__What the exercise asks__. Don't copy the pictures; return every other part of the records exactly.

[Start Exercise inputs]

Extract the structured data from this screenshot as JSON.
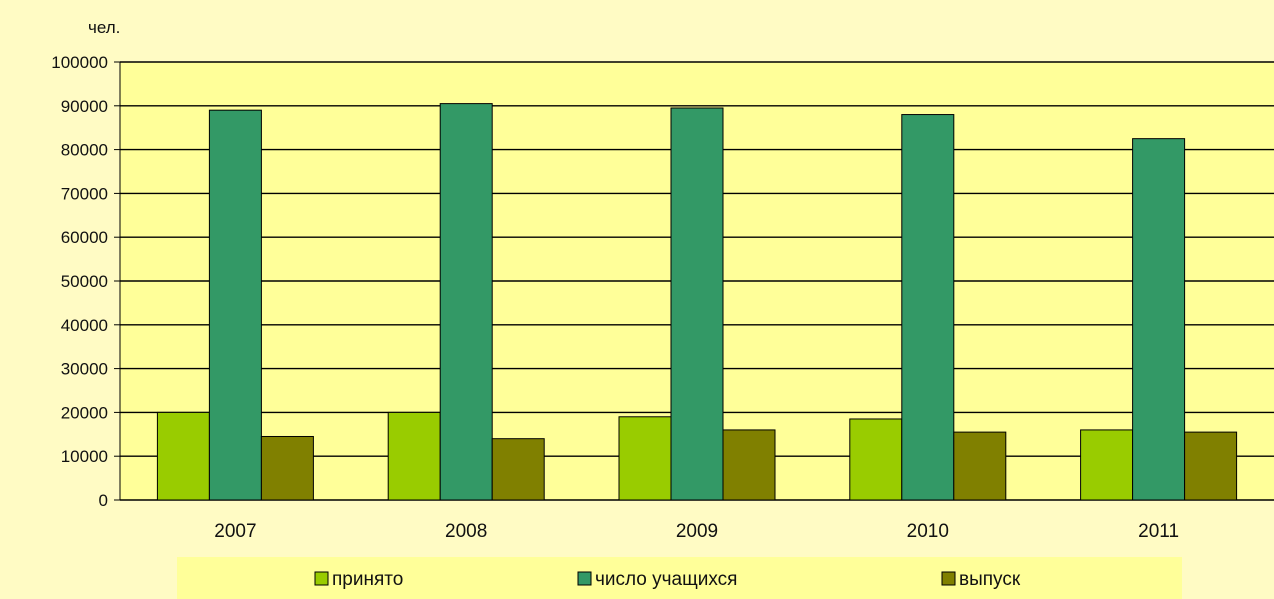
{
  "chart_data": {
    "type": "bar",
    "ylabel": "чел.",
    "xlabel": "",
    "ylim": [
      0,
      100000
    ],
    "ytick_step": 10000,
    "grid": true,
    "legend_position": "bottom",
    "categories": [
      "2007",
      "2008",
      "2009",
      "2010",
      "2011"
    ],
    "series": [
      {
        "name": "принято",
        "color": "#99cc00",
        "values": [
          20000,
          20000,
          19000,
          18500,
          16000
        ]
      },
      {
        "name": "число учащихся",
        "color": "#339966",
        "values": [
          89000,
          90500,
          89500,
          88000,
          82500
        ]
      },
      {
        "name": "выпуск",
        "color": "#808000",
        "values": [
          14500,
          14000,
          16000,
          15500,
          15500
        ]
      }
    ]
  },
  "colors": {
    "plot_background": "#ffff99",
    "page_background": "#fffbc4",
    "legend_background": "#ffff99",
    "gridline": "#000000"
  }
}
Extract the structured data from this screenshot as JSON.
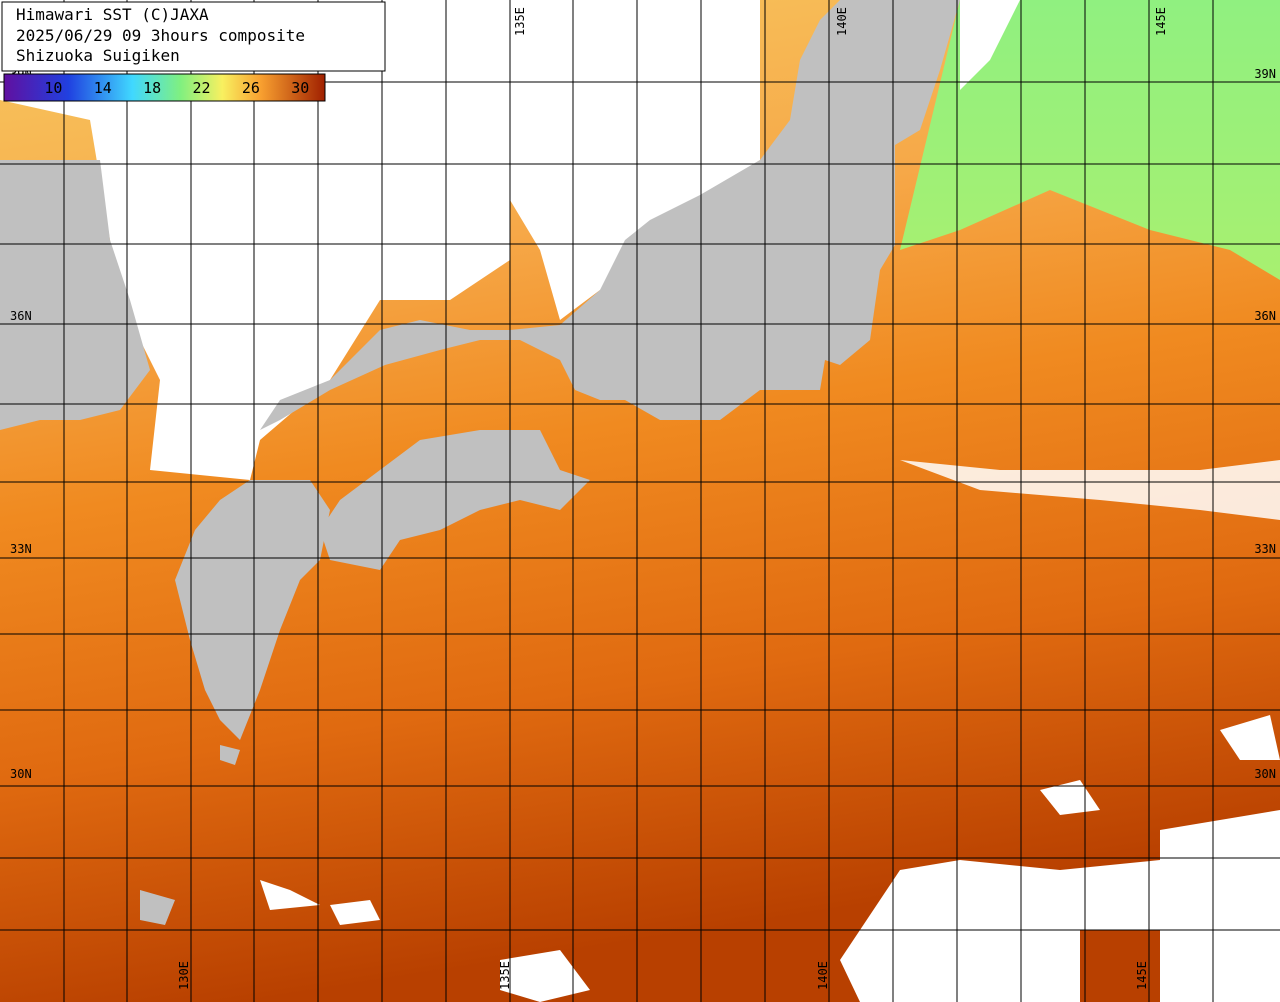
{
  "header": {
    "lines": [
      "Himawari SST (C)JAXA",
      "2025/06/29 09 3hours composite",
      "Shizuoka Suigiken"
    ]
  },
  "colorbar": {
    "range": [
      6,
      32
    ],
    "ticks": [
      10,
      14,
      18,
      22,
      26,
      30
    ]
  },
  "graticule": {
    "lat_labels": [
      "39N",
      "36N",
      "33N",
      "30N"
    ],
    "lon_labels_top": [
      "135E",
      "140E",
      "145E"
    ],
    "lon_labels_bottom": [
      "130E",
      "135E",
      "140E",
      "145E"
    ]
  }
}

[End Exercise inputs]

__Answer__.
Extract the structured data from this screenshot as JSON.
{
  "chart_data": {
    "type": "bar",
    "ylabel": "чел.",
    "xlabel": "",
    "ylim": [
      0,
      100000
    ],
    "ytick_step": 10000,
    "grid": true,
    "legend_position": "bottom",
    "categories": [
      "2007",
      "2008",
      "2009",
      "2010",
      "2011"
    ],
    "series": [
      {
        "name": "принято",
        "color": "#99cc00",
        "values": [
          20000,
          20000,
          19000,
          18500,
          16000
        ]
      },
      {
        "name": "число учащихся",
        "color": "#339966",
        "values": [
          89000,
          90500,
          89500,
          88000,
          82500
        ]
      },
      {
        "name": "выпуск",
        "color": "#808000",
        "values": [
          14500,
          14000,
          16000,
          15500,
          15500
        ]
      }
    ]
  },
  "colors": {
    "plot_background": "#ffff99",
    "page_background": "#fffbc4",
    "legend_background": "#ffff99",
    "gridline": "#000000"
  }
}
Extract the structured data from this screenshot as JSON.
{
  "header": {
    "lines": [
      "Himawari SST (C)JAXA",
      "2025/06/29 09 3hours composite",
      "Shizuoka Suigiken"
    ]
  },
  "colorbar": {
    "range": [
      6,
      32
    ],
    "ticks": [
      10,
      14,
      18,
      22,
      26,
      30
    ]
  },
  "graticule": {
    "lat_labels": [
      "39N",
      "36N",
      "33N",
      "30N"
    ],
    "lon_labels_top": [
      "135E",
      "140E",
      "145E"
    ],
    "lon_labels_bottom": [
      "130E",
      "135E",
      "140E",
      "145E"
    ]
  }
}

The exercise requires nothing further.